## START SUPPLIED DATA

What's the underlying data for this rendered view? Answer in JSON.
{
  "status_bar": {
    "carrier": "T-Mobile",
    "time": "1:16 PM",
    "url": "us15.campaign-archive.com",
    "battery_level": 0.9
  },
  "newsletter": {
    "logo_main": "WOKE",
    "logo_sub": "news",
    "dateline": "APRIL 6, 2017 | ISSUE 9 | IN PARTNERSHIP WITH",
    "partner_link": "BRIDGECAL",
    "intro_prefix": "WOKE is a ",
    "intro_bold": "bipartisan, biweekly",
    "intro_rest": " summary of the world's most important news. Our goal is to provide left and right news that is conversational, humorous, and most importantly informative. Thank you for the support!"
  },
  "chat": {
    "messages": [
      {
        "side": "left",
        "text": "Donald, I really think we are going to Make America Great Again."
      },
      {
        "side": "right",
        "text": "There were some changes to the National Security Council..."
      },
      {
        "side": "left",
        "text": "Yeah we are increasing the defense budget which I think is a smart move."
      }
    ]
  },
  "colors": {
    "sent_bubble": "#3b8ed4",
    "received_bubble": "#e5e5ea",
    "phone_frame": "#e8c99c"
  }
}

## END SUPPLIED DATA
## START SUPPLIED DATA

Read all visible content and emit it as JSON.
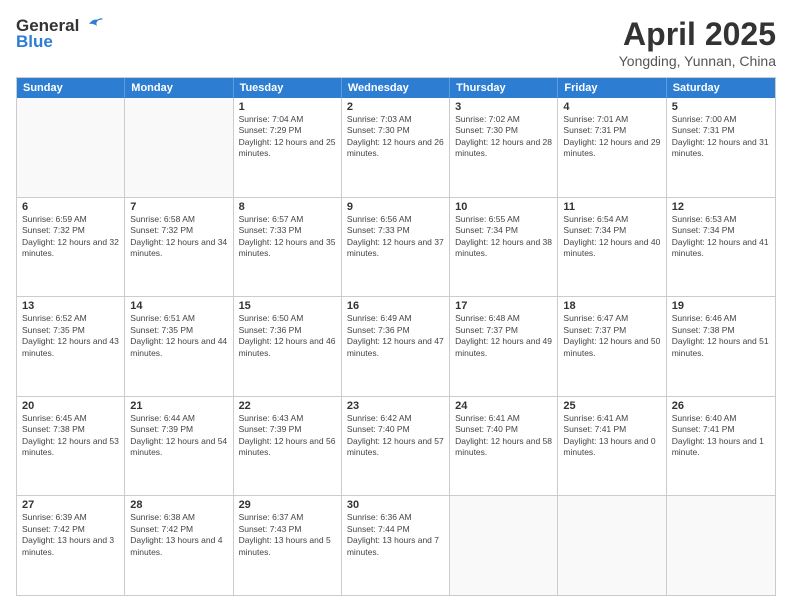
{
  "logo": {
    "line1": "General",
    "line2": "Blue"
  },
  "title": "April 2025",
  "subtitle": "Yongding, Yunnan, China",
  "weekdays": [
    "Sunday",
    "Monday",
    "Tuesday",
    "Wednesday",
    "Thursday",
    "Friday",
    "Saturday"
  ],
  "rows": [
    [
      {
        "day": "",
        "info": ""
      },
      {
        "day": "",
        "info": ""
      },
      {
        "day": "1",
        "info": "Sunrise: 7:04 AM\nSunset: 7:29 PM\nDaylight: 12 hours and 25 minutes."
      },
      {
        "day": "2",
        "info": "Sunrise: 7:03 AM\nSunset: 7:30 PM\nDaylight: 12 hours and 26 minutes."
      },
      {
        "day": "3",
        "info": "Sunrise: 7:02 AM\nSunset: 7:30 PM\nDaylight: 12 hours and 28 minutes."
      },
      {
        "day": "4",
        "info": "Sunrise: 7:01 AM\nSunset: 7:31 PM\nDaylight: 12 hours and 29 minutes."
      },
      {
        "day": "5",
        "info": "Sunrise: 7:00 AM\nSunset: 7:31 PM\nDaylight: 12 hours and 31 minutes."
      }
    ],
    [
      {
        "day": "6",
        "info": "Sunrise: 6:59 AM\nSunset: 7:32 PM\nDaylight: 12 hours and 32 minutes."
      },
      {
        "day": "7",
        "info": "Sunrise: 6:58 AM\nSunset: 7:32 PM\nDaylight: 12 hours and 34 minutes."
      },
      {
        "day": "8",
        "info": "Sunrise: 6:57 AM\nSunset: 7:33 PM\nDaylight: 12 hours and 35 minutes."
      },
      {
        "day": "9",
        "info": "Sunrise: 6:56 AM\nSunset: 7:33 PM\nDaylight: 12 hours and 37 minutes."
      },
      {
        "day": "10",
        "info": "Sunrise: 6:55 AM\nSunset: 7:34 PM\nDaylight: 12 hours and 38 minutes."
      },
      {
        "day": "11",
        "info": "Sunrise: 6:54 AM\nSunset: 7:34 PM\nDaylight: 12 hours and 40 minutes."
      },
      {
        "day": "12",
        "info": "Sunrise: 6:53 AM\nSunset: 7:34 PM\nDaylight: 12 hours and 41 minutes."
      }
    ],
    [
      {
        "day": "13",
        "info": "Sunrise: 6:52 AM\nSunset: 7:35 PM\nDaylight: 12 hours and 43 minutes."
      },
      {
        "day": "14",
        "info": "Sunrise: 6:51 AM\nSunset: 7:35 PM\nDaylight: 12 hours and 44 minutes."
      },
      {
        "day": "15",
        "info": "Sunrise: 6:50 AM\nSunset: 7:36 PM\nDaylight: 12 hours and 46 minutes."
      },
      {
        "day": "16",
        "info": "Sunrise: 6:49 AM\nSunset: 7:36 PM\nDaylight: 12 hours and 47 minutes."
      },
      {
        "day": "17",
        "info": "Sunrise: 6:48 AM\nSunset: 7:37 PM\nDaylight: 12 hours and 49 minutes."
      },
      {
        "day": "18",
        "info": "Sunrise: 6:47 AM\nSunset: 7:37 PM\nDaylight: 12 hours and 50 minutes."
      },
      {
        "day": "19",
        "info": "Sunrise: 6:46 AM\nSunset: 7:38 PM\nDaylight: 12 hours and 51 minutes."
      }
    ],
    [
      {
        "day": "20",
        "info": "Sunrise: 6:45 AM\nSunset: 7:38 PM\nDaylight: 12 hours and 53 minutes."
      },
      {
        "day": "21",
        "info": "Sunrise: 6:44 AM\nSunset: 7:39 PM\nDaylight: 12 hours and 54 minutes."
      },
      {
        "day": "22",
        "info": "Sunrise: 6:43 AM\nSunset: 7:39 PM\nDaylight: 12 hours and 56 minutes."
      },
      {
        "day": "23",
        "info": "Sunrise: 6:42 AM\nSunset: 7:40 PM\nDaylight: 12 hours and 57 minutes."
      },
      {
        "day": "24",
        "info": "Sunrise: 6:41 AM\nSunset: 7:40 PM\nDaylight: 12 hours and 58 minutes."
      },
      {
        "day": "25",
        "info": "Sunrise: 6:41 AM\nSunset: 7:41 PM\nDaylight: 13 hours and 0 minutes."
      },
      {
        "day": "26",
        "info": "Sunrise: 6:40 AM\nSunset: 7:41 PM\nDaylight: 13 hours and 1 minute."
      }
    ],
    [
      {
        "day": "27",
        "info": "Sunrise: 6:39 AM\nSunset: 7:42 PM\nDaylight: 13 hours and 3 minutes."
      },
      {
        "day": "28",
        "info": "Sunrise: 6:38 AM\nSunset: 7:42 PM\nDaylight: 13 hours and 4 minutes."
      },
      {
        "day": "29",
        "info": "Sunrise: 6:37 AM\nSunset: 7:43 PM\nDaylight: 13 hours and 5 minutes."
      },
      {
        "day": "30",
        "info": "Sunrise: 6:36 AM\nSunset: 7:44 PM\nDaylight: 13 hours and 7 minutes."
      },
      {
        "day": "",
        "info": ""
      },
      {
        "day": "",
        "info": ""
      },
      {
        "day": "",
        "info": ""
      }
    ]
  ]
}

## END SUPPLIED DATA

OBJECTIVE: Which lines hold the word "text"? Copy all of them.

CORRECT RESULT:
        "text": "Donald, I really think we are going to Make America Great Again."
        "text": "There were some changes to the National Security Council..."
        "text": "Yeah we are increasing the defense budget which I think is a smart move."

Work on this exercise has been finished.